_Exercise_
Pick out the lines below with "Fréza" and list them.

_Supplied entries_
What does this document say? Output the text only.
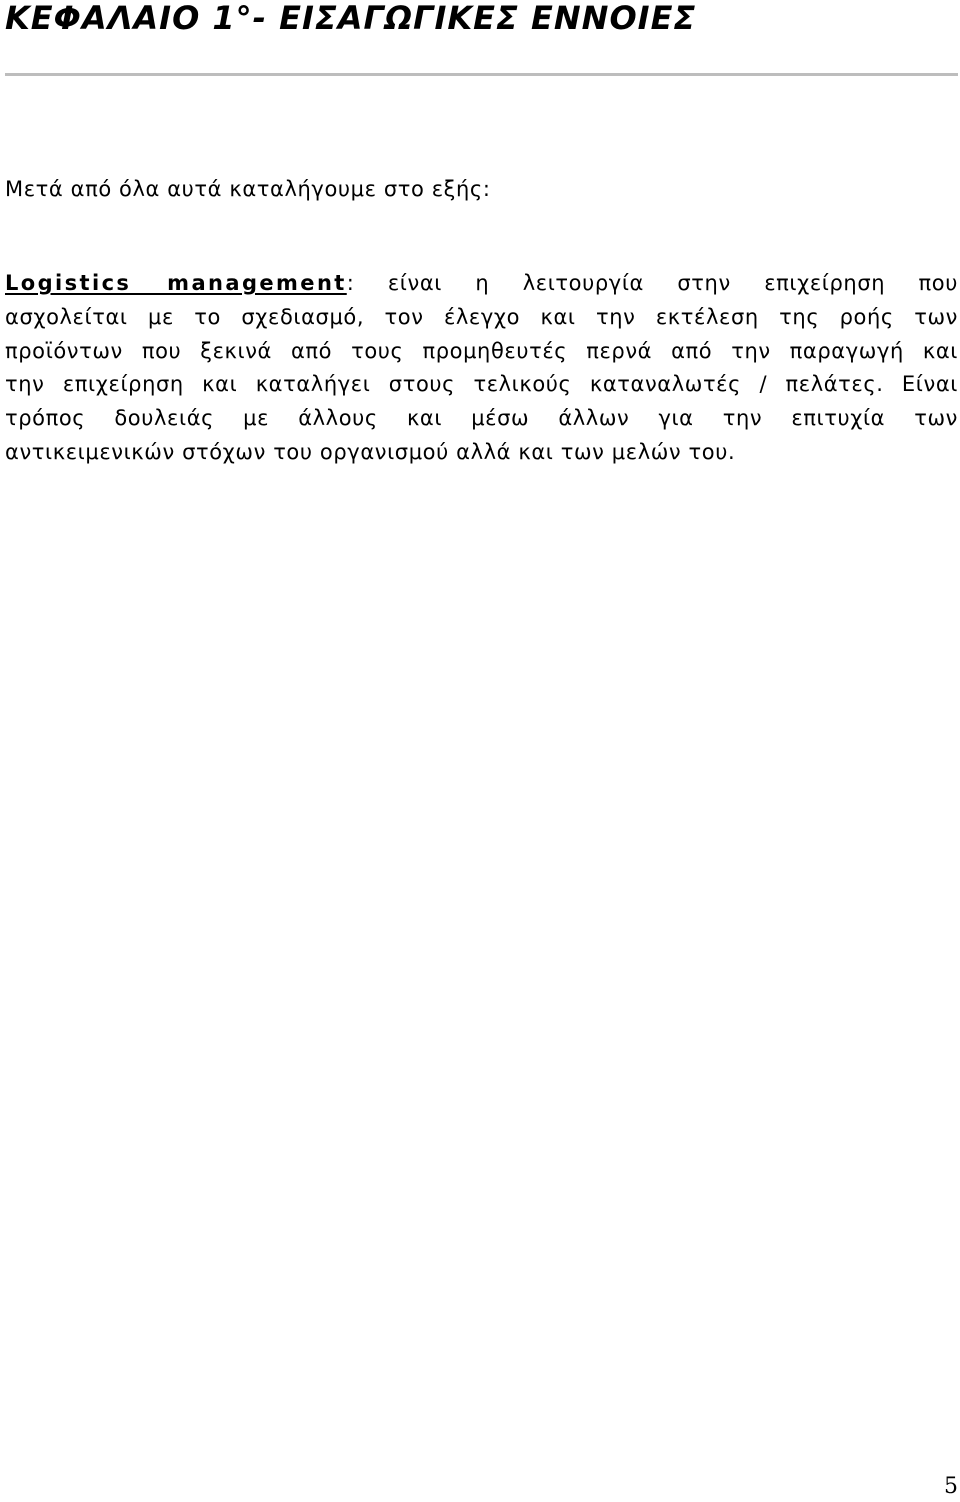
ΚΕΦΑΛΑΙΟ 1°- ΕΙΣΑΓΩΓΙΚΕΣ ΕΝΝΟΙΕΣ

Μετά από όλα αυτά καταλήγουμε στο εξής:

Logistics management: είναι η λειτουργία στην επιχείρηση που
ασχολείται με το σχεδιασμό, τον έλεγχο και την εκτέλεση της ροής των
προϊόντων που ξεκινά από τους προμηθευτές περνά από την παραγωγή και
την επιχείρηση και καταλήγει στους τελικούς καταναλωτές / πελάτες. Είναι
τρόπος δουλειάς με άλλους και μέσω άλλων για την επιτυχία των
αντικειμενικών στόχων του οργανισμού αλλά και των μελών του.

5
--
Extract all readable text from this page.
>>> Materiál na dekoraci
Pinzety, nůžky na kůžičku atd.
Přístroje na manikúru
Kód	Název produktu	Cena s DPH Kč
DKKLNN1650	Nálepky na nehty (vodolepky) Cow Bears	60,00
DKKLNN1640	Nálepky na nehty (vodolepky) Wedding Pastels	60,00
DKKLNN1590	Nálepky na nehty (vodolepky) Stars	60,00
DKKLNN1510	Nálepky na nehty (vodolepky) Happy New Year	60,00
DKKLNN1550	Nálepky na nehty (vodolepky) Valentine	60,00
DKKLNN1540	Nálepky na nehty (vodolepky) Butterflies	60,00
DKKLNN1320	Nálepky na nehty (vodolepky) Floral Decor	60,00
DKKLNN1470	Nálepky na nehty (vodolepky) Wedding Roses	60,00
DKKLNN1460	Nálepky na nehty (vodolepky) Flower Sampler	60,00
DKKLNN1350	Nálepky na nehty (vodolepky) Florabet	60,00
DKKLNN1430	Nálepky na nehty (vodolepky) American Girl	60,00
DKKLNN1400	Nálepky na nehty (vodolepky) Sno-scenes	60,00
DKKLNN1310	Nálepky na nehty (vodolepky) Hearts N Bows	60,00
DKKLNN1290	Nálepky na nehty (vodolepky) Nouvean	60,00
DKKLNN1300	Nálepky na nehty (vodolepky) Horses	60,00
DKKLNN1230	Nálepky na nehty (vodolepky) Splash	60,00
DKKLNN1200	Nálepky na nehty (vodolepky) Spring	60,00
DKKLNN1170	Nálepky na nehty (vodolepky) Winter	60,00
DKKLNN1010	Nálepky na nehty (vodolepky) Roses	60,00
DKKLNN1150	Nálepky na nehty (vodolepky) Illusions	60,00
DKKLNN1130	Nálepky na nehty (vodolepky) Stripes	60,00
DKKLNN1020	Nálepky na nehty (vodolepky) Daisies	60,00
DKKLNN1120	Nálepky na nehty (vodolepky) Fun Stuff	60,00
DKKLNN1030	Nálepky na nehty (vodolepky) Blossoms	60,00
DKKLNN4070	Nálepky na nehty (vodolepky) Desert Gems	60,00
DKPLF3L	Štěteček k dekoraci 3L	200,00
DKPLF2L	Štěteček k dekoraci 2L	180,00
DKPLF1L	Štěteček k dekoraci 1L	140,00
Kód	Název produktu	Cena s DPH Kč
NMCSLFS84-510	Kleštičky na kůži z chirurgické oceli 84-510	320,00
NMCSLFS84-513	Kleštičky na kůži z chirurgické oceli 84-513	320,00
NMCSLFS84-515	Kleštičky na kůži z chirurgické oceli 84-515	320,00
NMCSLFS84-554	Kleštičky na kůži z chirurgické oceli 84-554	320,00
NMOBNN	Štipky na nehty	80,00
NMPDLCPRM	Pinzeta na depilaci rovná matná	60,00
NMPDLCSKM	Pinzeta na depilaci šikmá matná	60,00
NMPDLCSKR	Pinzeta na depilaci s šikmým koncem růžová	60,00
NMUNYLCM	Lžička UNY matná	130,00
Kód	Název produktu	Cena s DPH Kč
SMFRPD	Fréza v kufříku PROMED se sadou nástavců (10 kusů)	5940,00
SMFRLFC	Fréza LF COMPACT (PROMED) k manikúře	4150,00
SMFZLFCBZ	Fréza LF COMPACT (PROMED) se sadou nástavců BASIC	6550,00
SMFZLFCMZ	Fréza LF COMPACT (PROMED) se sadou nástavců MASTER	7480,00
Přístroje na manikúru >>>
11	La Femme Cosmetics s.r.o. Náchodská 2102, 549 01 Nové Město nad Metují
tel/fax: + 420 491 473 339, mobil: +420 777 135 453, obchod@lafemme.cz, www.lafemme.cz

_Final result_
SMFRPD	Fréza v kufříku PROMED se sadou nástavců (10 kusů)	5940,00
SMFRLFC	Fréza LF COMPACT (PROMED) k manikúře	4150,00
SMFZLFCBZ	Fréza LF COMPACT (PROMED) se sadou nástavců BASIC	6550,00
SMFZLFCMZ	Fréza LF COMPACT (PROMED) se sadou nástavců MASTER	7480,00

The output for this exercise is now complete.